*To be done*: Copy every line that contains the string "Solar" from the entries below.

══════════

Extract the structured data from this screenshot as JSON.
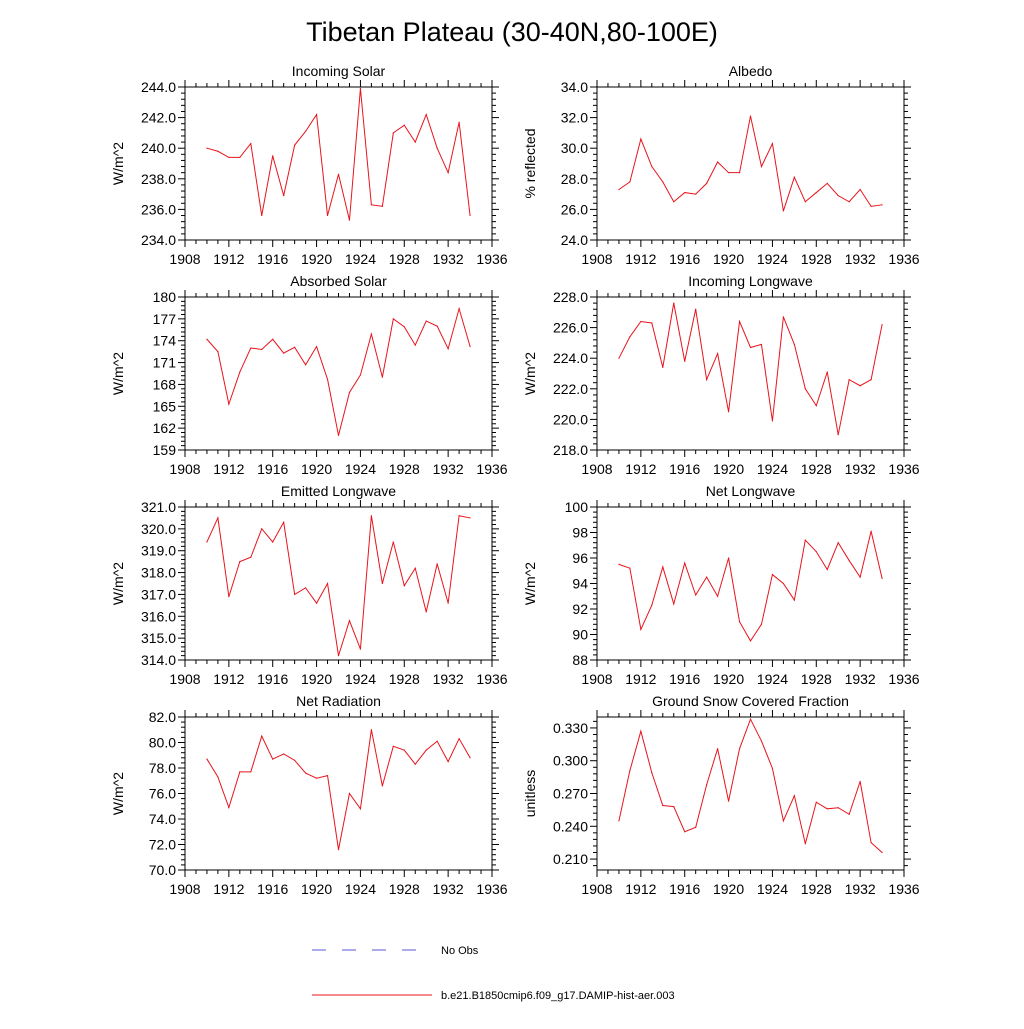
{
  "figure": {
    "title": "Tibetan Plateau (30-40N,80-100E)",
    "colors": {
      "model": "#e8141c",
      "obs": "#5a5ad8",
      "axis": "#000000"
    },
    "legend": [
      {
        "label": "No Obs",
        "style": "dashed",
        "color": "#5a5ad8"
      },
      {
        "label": "b.e21.B1850cmip6.f09_g17.DAMIP-hist-aer.003",
        "style": "solid",
        "color": "#e8141c"
      }
    ]
  },
  "chart_data": [
    {
      "type": "line",
      "title": "Incoming Solar",
      "ylabel": "W/m^2",
      "xlim": [
        1908,
        1936
      ],
      "xticks": [
        "1908",
        "1912",
        "1916",
        "1920",
        "1924",
        "1928",
        "1932",
        "1936"
      ],
      "ylim": [
        234,
        244
      ],
      "yticks": [
        "234.0",
        "236.0",
        "238.0",
        "240.0",
        "242.0",
        "244.0"
      ],
      "x": [
        1910,
        1911,
        1912,
        1913,
        1914,
        1915,
        1916,
        1917,
        1918,
        1919,
        1920,
        1921,
        1922,
        1923,
        1924,
        1925,
        1926,
        1927,
        1928,
        1929,
        1930,
        1931,
        1932,
        1933,
        1934
      ],
      "series": [
        {
          "values": [
            240.0,
            239.8,
            239.4,
            239.4,
            240.3,
            235.6,
            239.5,
            236.9,
            240.2,
            241.1,
            242.2,
            235.6,
            238.3,
            235.3,
            243.9,
            236.3,
            236.2,
            241.0,
            241.5,
            240.4,
            242.2,
            240.0,
            238.4,
            241.7,
            235.6
          ]
        }
      ]
    },
    {
      "type": "line",
      "title": "Albedo",
      "ylabel": "% reflected",
      "xlim": [
        1908,
        1936
      ],
      "xticks": [
        "1908",
        "1912",
        "1916",
        "1920",
        "1924",
        "1928",
        "1932",
        "1936"
      ],
      "ylim": [
        24,
        34
      ],
      "yticks": [
        "24.0",
        "26.0",
        "28.0",
        "30.0",
        "32.0",
        "34.0"
      ],
      "x": [
        1910,
        1911,
        1912,
        1913,
        1914,
        1915,
        1916,
        1917,
        1918,
        1919,
        1920,
        1921,
        1922,
        1923,
        1924,
        1925,
        1926,
        1927,
        1928,
        1929,
        1930,
        1931,
        1932,
        1933,
        1934
      ],
      "series": [
        {
          "values": [
            27.3,
            27.8,
            30.6,
            28.8,
            27.8,
            26.5,
            27.1,
            27.0,
            27.7,
            29.1,
            28.4,
            28.4,
            32.1,
            28.8,
            30.3,
            25.9,
            28.1,
            26.5,
            27.1,
            27.7,
            26.9,
            26.5,
            27.3,
            26.2,
            26.3
          ]
        }
      ]
    },
    {
      "type": "line",
      "title": "Absorbed Solar",
      "ylabel": "W/m^2",
      "xlim": [
        1908,
        1936
      ],
      "xticks": [
        "1908",
        "1912",
        "1916",
        "1920",
        "1924",
        "1928",
        "1932",
        "1936"
      ],
      "ylim": [
        159,
        180
      ],
      "yticks": [
        "159",
        "162",
        "165",
        "168",
        "171",
        "174",
        "177",
        "180"
      ],
      "x": [
        1910,
        1911,
        1912,
        1913,
        1914,
        1915,
        1916,
        1917,
        1918,
        1919,
        1920,
        1921,
        1922,
        1923,
        1924,
        1925,
        1926,
        1927,
        1928,
        1929,
        1930,
        1931,
        1932,
        1933,
        1934
      ],
      "series": [
        {
          "values": [
            174.2,
            172.5,
            165.3,
            169.7,
            173.0,
            172.8,
            174.2,
            172.3,
            173.1,
            170.7,
            173.2,
            168.7,
            161.0,
            166.9,
            169.3,
            174.9,
            169.0,
            177.0,
            175.9,
            173.4,
            176.7,
            176.0,
            172.9,
            178.4,
            173.2
          ]
        }
      ]
    },
    {
      "type": "line",
      "title": "Incoming Longwave",
      "ylabel": "W/m^2",
      "xlim": [
        1908,
        1936
      ],
      "xticks": [
        "1908",
        "1912",
        "1916",
        "1920",
        "1924",
        "1928",
        "1932",
        "1936"
      ],
      "ylim": [
        218,
        228
      ],
      "yticks": [
        "218.0",
        "220.0",
        "222.0",
        "224.0",
        "226.0",
        "228.0"
      ],
      "x": [
        1910,
        1911,
        1912,
        1913,
        1914,
        1915,
        1916,
        1917,
        1918,
        1919,
        1920,
        1921,
        1922,
        1923,
        1924,
        1925,
        1926,
        1927,
        1928,
        1929,
        1930,
        1931,
        1932,
        1933,
        1934
      ],
      "series": [
        {
          "values": [
            224.0,
            225.4,
            226.4,
            226.3,
            223.4,
            227.6,
            223.8,
            227.2,
            222.6,
            224.3,
            220.5,
            226.4,
            224.7,
            224.9,
            219.9,
            226.7,
            224.9,
            222.0,
            220.9,
            223.1,
            219.0,
            222.6,
            222.2,
            222.6,
            226.2
          ]
        }
      ]
    },
    {
      "type": "line",
      "title": "Emitted Longwave",
      "ylabel": "W/m^2",
      "xlim": [
        1908,
        1936
      ],
      "xticks": [
        "1908",
        "1912",
        "1916",
        "1920",
        "1924",
        "1928",
        "1932",
        "1936"
      ],
      "ylim": [
        314,
        321
      ],
      "yticks": [
        "314.0",
        "315.0",
        "316.0",
        "317.0",
        "318.0",
        "319.0",
        "320.0",
        "321.0"
      ],
      "x": [
        1910,
        1911,
        1912,
        1913,
        1914,
        1915,
        1916,
        1917,
        1918,
        1919,
        1920,
        1921,
        1922,
        1923,
        1924,
        1925,
        1926,
        1927,
        1928,
        1929,
        1930,
        1931,
        1932,
        1933,
        1934
      ],
      "series": [
        {
          "values": [
            319.4,
            320.5,
            316.9,
            318.5,
            318.7,
            320.0,
            319.4,
            320.3,
            317.0,
            317.3,
            316.6,
            317.5,
            314.2,
            315.8,
            314.5,
            320.6,
            317.5,
            319.4,
            317.4,
            318.2,
            316.2,
            318.4,
            316.6,
            320.6,
            320.5
          ]
        }
      ]
    },
    {
      "type": "line",
      "title": "Net Longwave",
      "ylabel": "W/m^2",
      "xlim": [
        1908,
        1936
      ],
      "xticks": [
        "1908",
        "1912",
        "1916",
        "1920",
        "1924",
        "1928",
        "1932",
        "1936"
      ],
      "ylim": [
        88,
        100
      ],
      "yticks": [
        "88",
        "90",
        "92",
        "94",
        "96",
        "98",
        "100"
      ],
      "x": [
        1910,
        1911,
        1912,
        1913,
        1914,
        1915,
        1916,
        1917,
        1918,
        1919,
        1920,
        1921,
        1922,
        1923,
        1924,
        1925,
        1926,
        1927,
        1928,
        1929,
        1930,
        1931,
        1932,
        1933,
        1934
      ],
      "series": [
        {
          "values": [
            95.5,
            95.2,
            90.4,
            92.3,
            95.3,
            92.4,
            95.6,
            93.1,
            94.5,
            93.0,
            96.0,
            91.0,
            89.5,
            90.8,
            94.7,
            94.0,
            92.7,
            97.4,
            96.5,
            95.1,
            97.2,
            95.8,
            94.5,
            98.1,
            94.4
          ]
        }
      ]
    },
    {
      "type": "line",
      "title": "Net Radiation",
      "ylabel": "W/m^2",
      "xlim": [
        1908,
        1936
      ],
      "xticks": [
        "1908",
        "1912",
        "1916",
        "1920",
        "1924",
        "1928",
        "1932",
        "1936"
      ],
      "ylim": [
        70,
        82
      ],
      "yticks": [
        "70.0",
        "72.0",
        "74.0",
        "76.0",
        "78.0",
        "80.0",
        "82.0"
      ],
      "x": [
        1910,
        1911,
        1912,
        1913,
        1914,
        1915,
        1916,
        1917,
        1918,
        1919,
        1920,
        1921,
        1922,
        1923,
        1924,
        1925,
        1926,
        1927,
        1928,
        1929,
        1930,
        1931,
        1932,
        1933,
        1934
      ],
      "series": [
        {
          "values": [
            78.7,
            77.3,
            74.9,
            77.7,
            77.7,
            80.5,
            78.7,
            79.1,
            78.6,
            77.6,
            77.2,
            77.4,
            71.6,
            76.0,
            74.8,
            81.0,
            76.6,
            79.7,
            79.4,
            78.3,
            79.4,
            80.1,
            78.5,
            80.3,
            78.8
          ]
        }
      ]
    },
    {
      "type": "line",
      "title": "Ground Snow Covered Fraction",
      "ylabel": "unitless",
      "xlim": [
        1908,
        1936
      ],
      "xticks": [
        "1908",
        "1912",
        "1916",
        "1920",
        "1924",
        "1928",
        "1932",
        "1936"
      ],
      "ylim": [
        0.2,
        0.34
      ],
      "yticks": [
        "0.210",
        "0.240",
        "0.270",
        "0.300",
        "0.330"
      ],
      "ytick_values": [
        0.21,
        0.24,
        0.27,
        0.3,
        0.33
      ],
      "x": [
        1910,
        1911,
        1912,
        1913,
        1914,
        1915,
        1916,
        1917,
        1918,
        1919,
        1920,
        1921,
        1922,
        1923,
        1924,
        1925,
        1926,
        1927,
        1928,
        1929,
        1930,
        1931,
        1932,
        1933,
        1934
      ],
      "series": [
        {
          "values": [
            0.245,
            0.291,
            0.327,
            0.289,
            0.259,
            0.258,
            0.235,
            0.239,
            0.278,
            0.311,
            0.263,
            0.311,
            0.338,
            0.318,
            0.293,
            0.245,
            0.268,
            0.224,
            0.262,
            0.256,
            0.257,
            0.251,
            0.281,
            0.225,
            0.216
          ]
        }
      ]
    }
  ]
}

══════════

*Task output*:
      "title": "Incoming Solar",
      "title": "Absorbed Solar",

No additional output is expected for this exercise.